▸ **Supplied records**
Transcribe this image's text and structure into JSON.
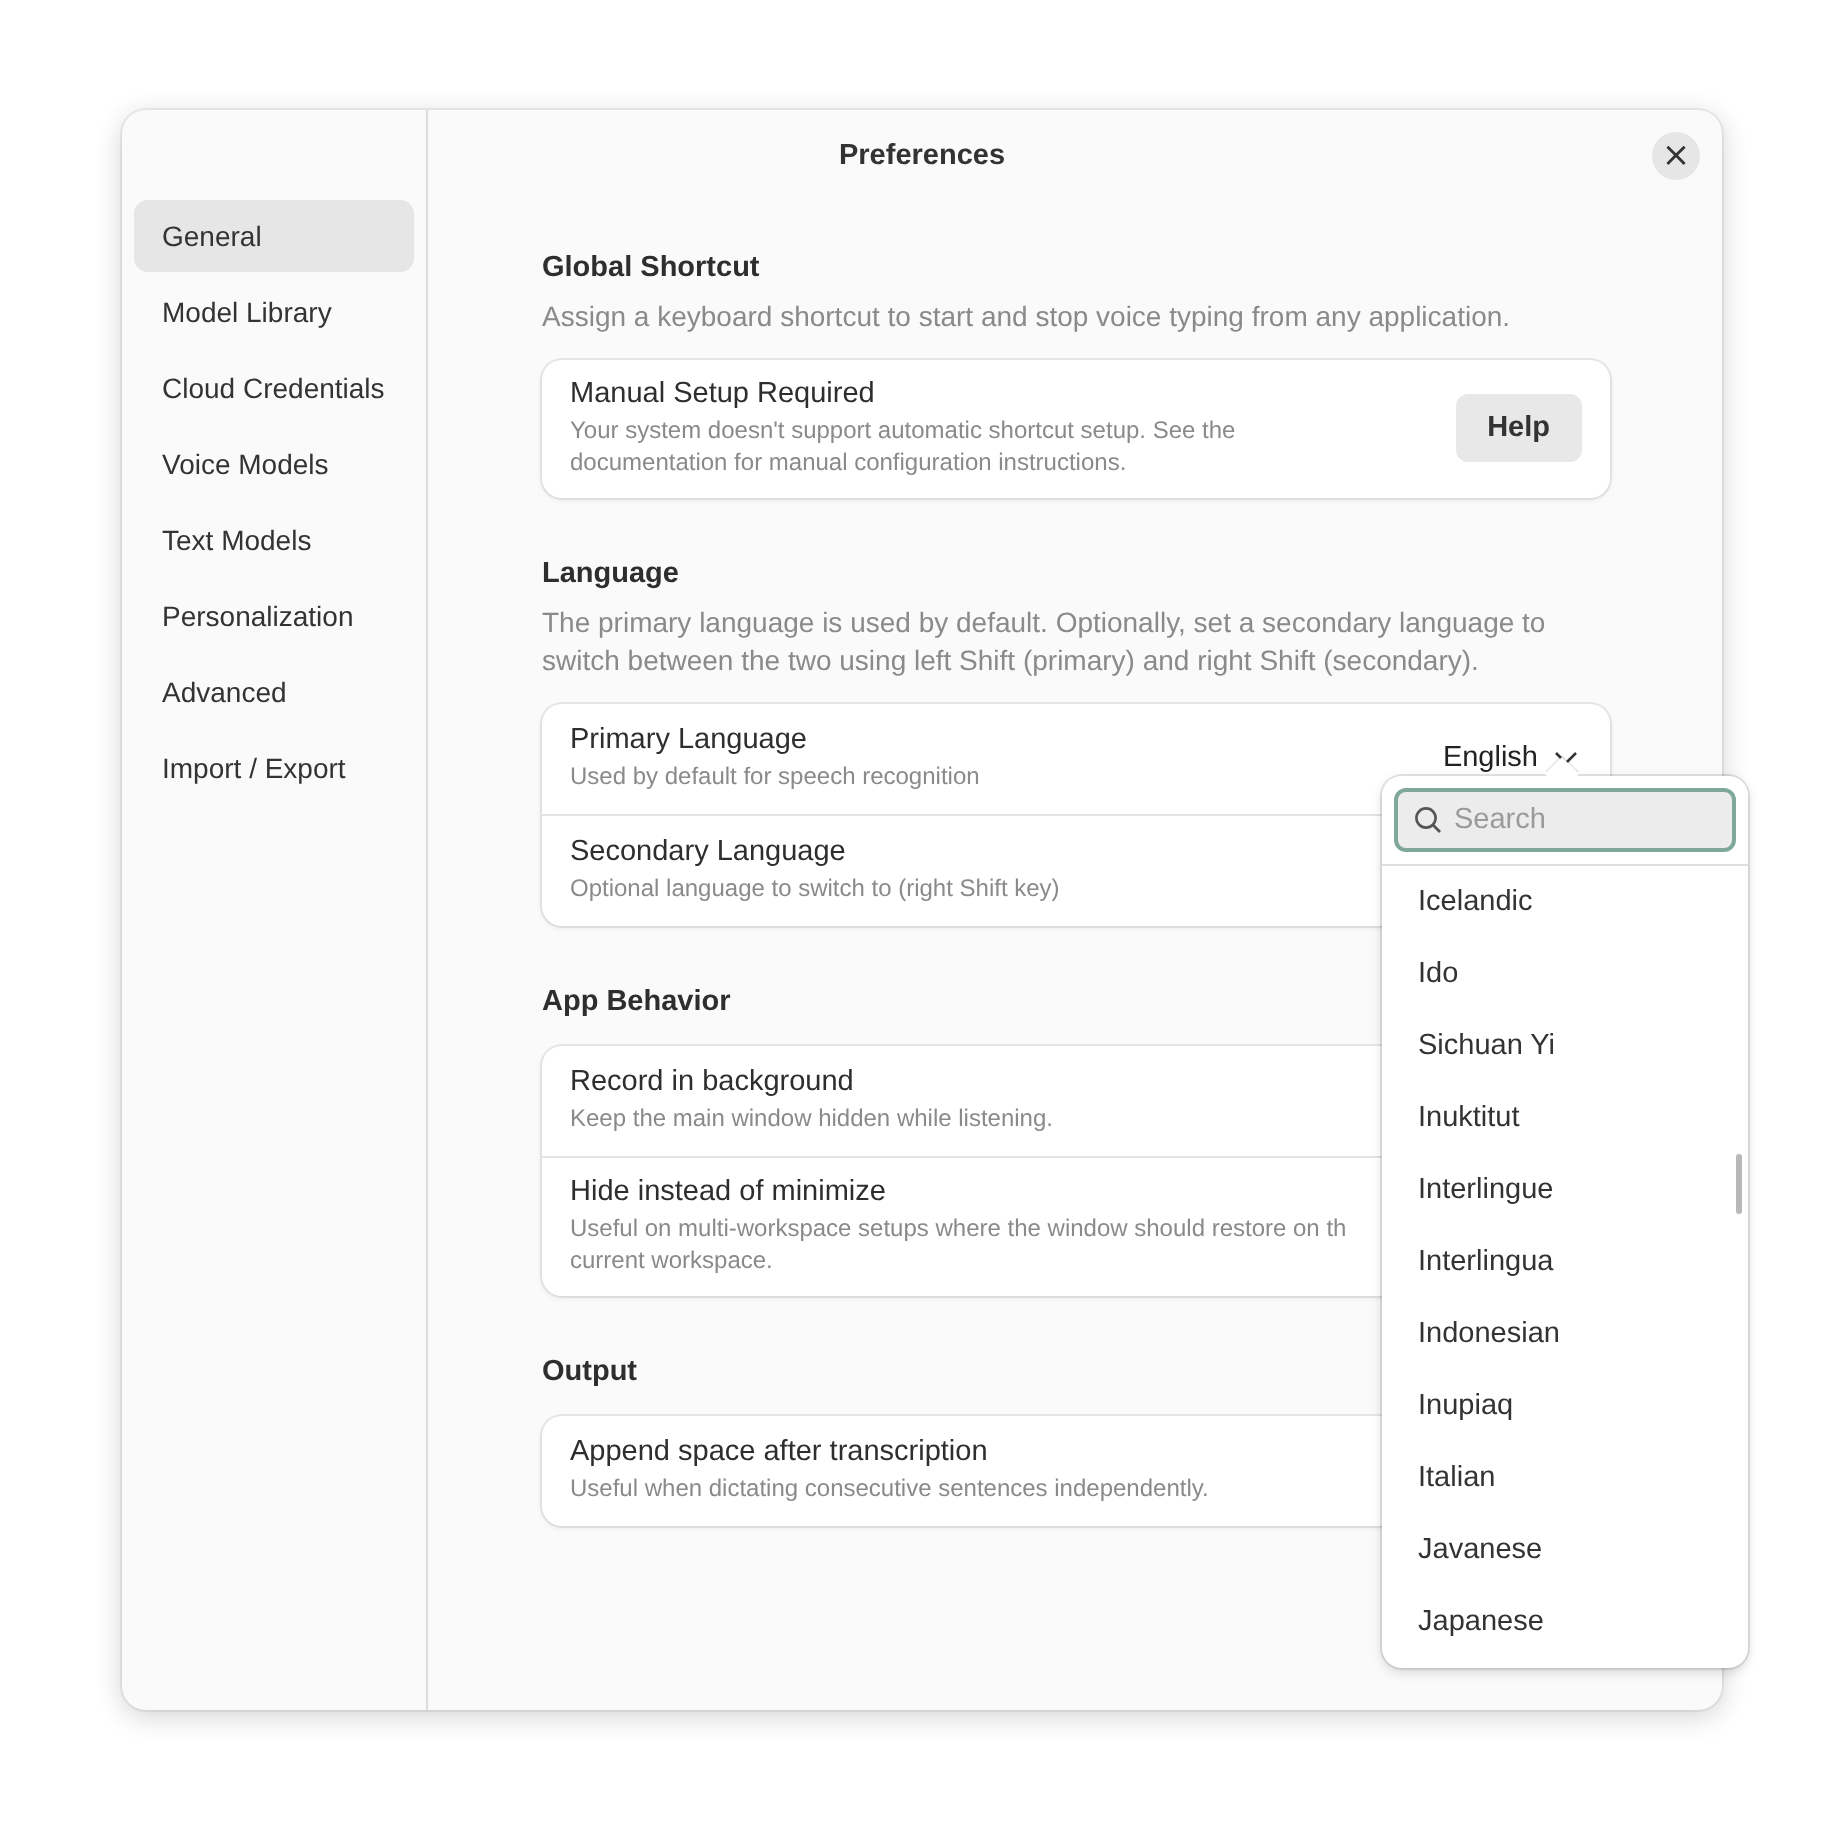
{
  "window": {
    "title": "Preferences",
    "close": "×"
  },
  "sidebar": {
    "items": [
      {
        "label": "General",
        "selected": true
      },
      {
        "label": "Model Library",
        "selected": false
      },
      {
        "label": "Cloud Credentials",
        "selected": false
      },
      {
        "label": "Voice Models",
        "selected": false
      },
      {
        "label": "Text Models",
        "selected": false
      },
      {
        "label": "Personalization",
        "selected": false
      },
      {
        "label": "Advanced",
        "selected": false
      },
      {
        "label": "Import / Export",
        "selected": false
      }
    ]
  },
  "sections": [
    {
      "title": "Global Shortcut",
      "description": "Assign a keyboard shortcut to start and stop voice typing from any application.",
      "rows": [
        {
          "kind": "button",
          "title": "Manual Setup Required",
          "description": "Your system doesn't support automatic shortcut setup. See the\ndocumentation for manual configuration instructions.",
          "button": "Help"
        }
      ]
    },
    {
      "title": "Language",
      "description": "The primary language is used by default. Optionally, set a secondary language to switch between the two using left Shift (primary) and right Shift (secondary).",
      "rows": [
        {
          "kind": "dropdown",
          "title": "Primary Language",
          "description": "Used by default for speech recognition",
          "value": "English",
          "expanded": true
        },
        {
          "kind": "plain",
          "title": "Secondary Language",
          "description": "Optional language to switch to (right Shift key)"
        }
      ]
    },
    {
      "title": "App Behavior",
      "rows": [
        {
          "kind": "plain",
          "title": "Record in background",
          "description": "Keep the main window hidden while listening."
        },
        {
          "kind": "plain",
          "title": "Hide instead of minimize",
          "description": "Useful on multi-workspace setups where the window should restore on th\ncurrent workspace."
        }
      ]
    },
    {
      "title": "Output",
      "rows": [
        {
          "kind": "plain",
          "title": "Append space after transcription",
          "description": "Useful when dictating consecutive sentences independently."
        }
      ]
    }
  ],
  "language_menu": {
    "search": {
      "placeholder": "Search"
    },
    "options": [
      "Icelandic",
      "Ido",
      "Sichuan Yi",
      "Inuktitut",
      "Interlingue",
      "Interlingua",
      "Indonesian",
      "Inupiaq",
      "Italian",
      "Javanese",
      "Japanese"
    ]
  }
}
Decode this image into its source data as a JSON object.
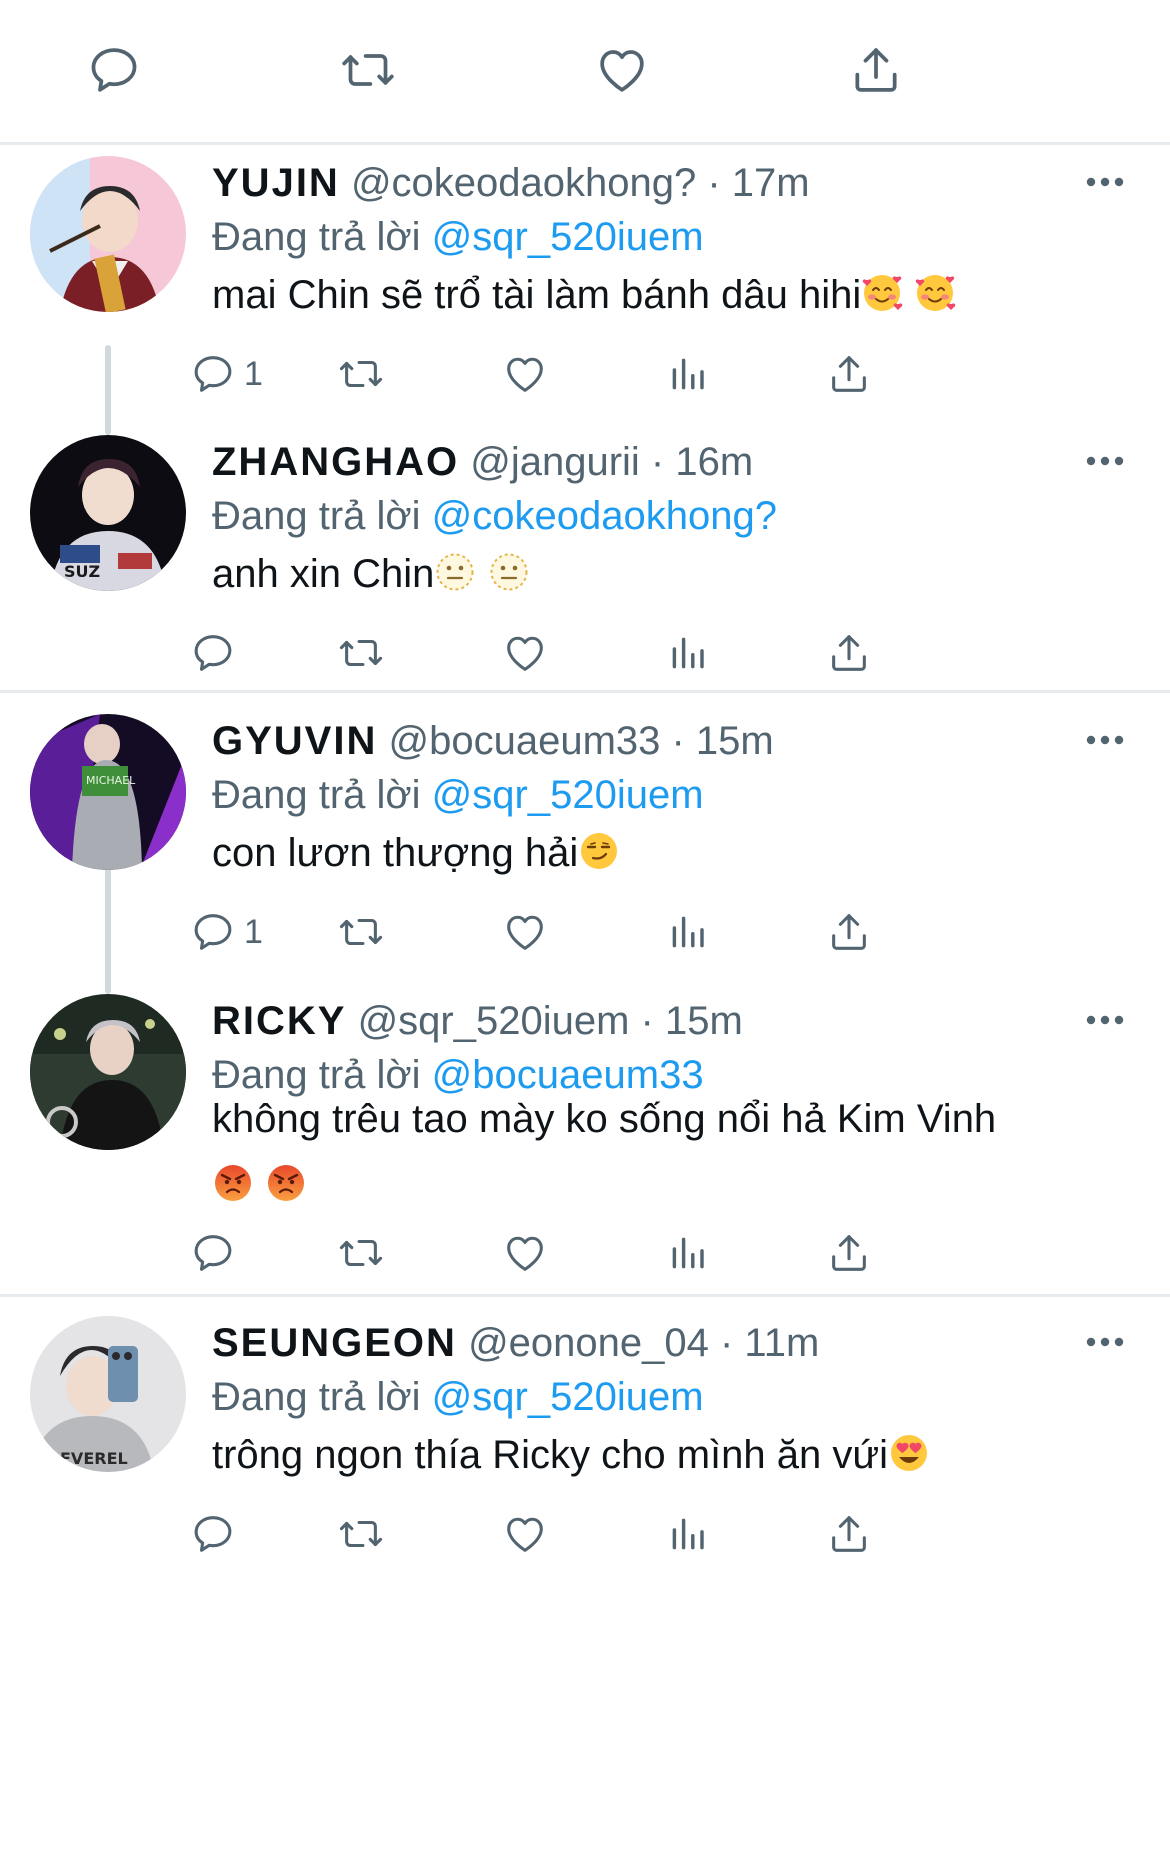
{
  "reply_prefix": "Đang trả lời",
  "tweets": [
    {
      "name": "YUJIN",
      "meta": "@cokeodaokhong? · 17m",
      "mention": "@sqr_520iuem",
      "text": "mai Chin sẽ trổ tài làm bánh dâu hihi",
      "emojis": [
        "smiling-face-with-hearts-icon",
        "smiling-face-with-hearts-icon"
      ],
      "reply_count": "1"
    },
    {
      "name": "ZHANGHAO",
      "meta": "@jangurii · 16m",
      "mention": "@cokeodaokhong?",
      "text": "anh xin Chin",
      "emojis": [
        "dotted-neutral-face-icon",
        "dotted-neutral-face-icon"
      ],
      "reply_count": ""
    },
    {
      "name": "GYUVIN",
      "meta": "@bocuaeum33 · 15m",
      "mention": "@sqr_520iuem",
      "text": "con lươn thượng hải",
      "emojis": [
        "smirking-face-icon"
      ],
      "reply_count": "1"
    },
    {
      "name": "RICKY",
      "meta": "@sqr_520iuem · 15m",
      "mention": "@bocuaeum33",
      "text": "không trêu tao mày ko sống nổi hả Kim Vinh",
      "emojis": [
        "angry-face-icon",
        "angry-face-icon"
      ],
      "reply_count": ""
    },
    {
      "name": "SEUNGEON",
      "meta": "@eonone_04 · 11m",
      "mention": "@sqr_520iuem",
      "text": "trông ngon thía Ricky cho mình ăn vứi",
      "emojis": [
        "heart-eyes-face-icon"
      ],
      "reply_count": ""
    }
  ],
  "colors": {
    "mention": "#1d9bf0",
    "secondary_text": "#536471",
    "divider": "#e8ebed"
  }
}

▸ **Prompt**
Pick out lines containing the word "name", each one as written.

▸ **Output of the task**
      "name": "YUJIN",
      "name": "ZHANGHAO",
      "name": "GYUVIN",
      "name": "RICKY",
      "name": "SEUNGEON",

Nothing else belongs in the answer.